What the task asks: Find how many lines below mention "productos". Nothing but the number is needed.

Data section:
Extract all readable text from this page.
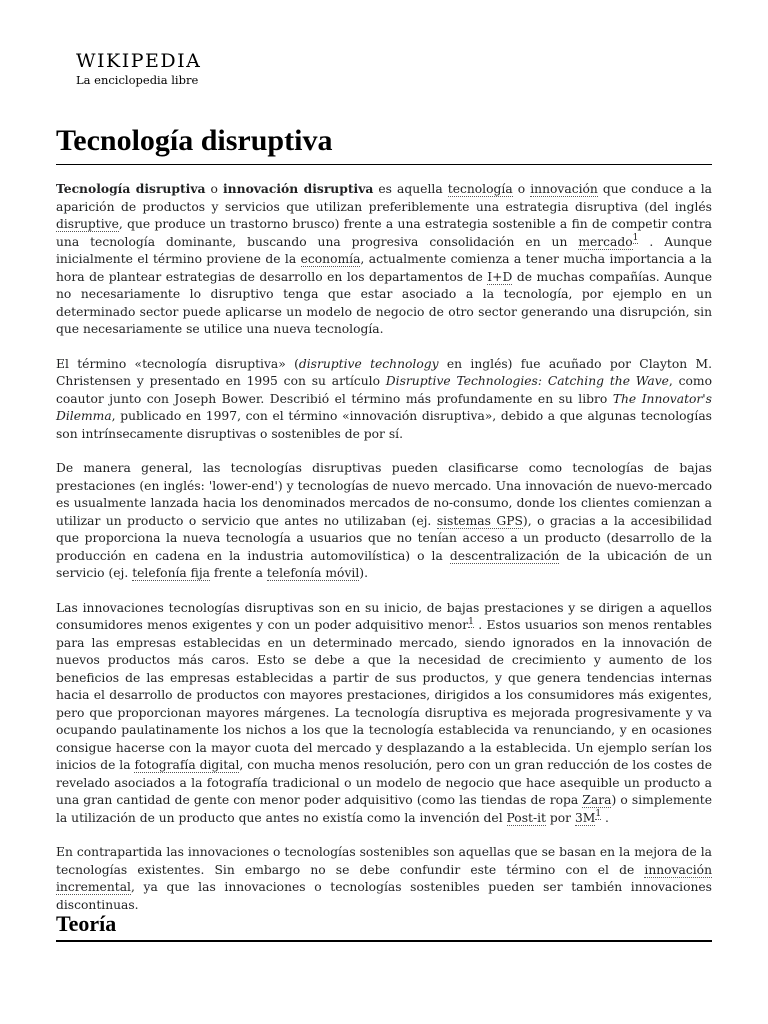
WIKIPEDIA
La enciclopedia libre
Tecnología disruptiva

Tecnología disruptiva o innovación disruptiva es aquella tecnología o innovación que conduce a la aparición de productos y servicios que utilizan preferiblemente una estrategia disruptiva (del inglés disruptive, que produce un trastorno brusco) frente a una estrategia sostenible a fin de competir contra una tecnología dominante, buscando una progresiva consolidación en un mercado$^1$ . Aunque inicialmente el término proviene de la economía, actualmente comienza a tener mucha importancia a la hora de plantear estrategias de desarrollo en los departamentos de I+D de muchas compañías. Aunque no necesariamente lo disruptivo tenga que estar asociado a la tecnología, por ejemplo en un determinado sector puede aplicarse un modelo de negocio de otro sector generando una disrupción, sin que necesariamente se utilice una nueva tecnología.

El término «tecnología disruptiva» (disruptive technology en inglés) fue acuñado por Clayton M. Christensen y presentado en 1995 con su artículo Disruptive Technologies: Catching the Wave, como coautor junto con Joseph Bower. Describió el término más profundamente en su libro The Innovator's Dilemma, publicado en 1997, con el término «innovación disruptiva», debido a que algunas tecnologías son intrínsecamente disruptivas o sostenibles de por sí.

De manera general, las tecnologías disruptivas pueden clasificarse como tecnologías de bajas prestaciones (en inglés: 'lower-end') y tecnologías de nuevo mercado. Una innovación de nuevo-mercado es usualmente lanzada hacia los denominados mercados de no-consumo, donde los clientes comienzan a utilizar un producto o servicio que antes no utilizaban (ej. sistemas GPS), o gracias a la accesibilidad que proporciona la nueva tecnología a usuarios que no tenían acceso a un producto (desarrollo de la producción en cadena en la industria automovilística) o la descentralización de la ubicación de un servicio (ej. telefonía fija frente a telefonía móvil).

Las innovaciones tecnologías disruptivas son en su inicio, de bajas prestaciones y se dirigen a aquellos consumidores menos exigentes y con un poder adquisitivo menor$^1$ . Estos usuarios son menos rentables para las empresas establecidas en un determinado mercado, siendo ignorados en la innovación de nuevos productos más caros. Esto se debe a que la necesidad de crecimiento y aumento de los beneficios de las empresas establecidas a partir de sus productos, y que genera tendencias internas hacia el desarrollo de productos con mayores prestaciones, dirigidos a los consumidores más exigentes, pero que proporcionan mayores márgenes. La tecnología disruptiva es mejorada progresivamente y va ocupando paulatinamente los nichos a los que la tecnología establecida va renunciando, y en ocasiones consigue hacerse con la mayor cuota del mercado y desplazando a la establecida. Un ejemplo serían los inicios de la fotografía digital, con mucha menos resolución, pero con un gran reducción de los costes de revelado asociados a la fotografía tradicional o un modelo de negocio que hace asequible un producto a una gran cantidad de gente con menor poder adquisitivo (como las tiendas de ropa Zara) o simplemente la utilización de un producto que antes no existía como la invención del Post-it por $3M^1$ .

En contrapartida las innovaciones o tecnologías sostenibles son aquellas que se basan en la mejora de la tecnologías existentes. Sin embargo no se debe confundir este término con el de innovación incremental, ya que las innovaciones o tecnologías sostenibles pueden ser también innovaciones discontinuas.

Teoría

Solved problem: 2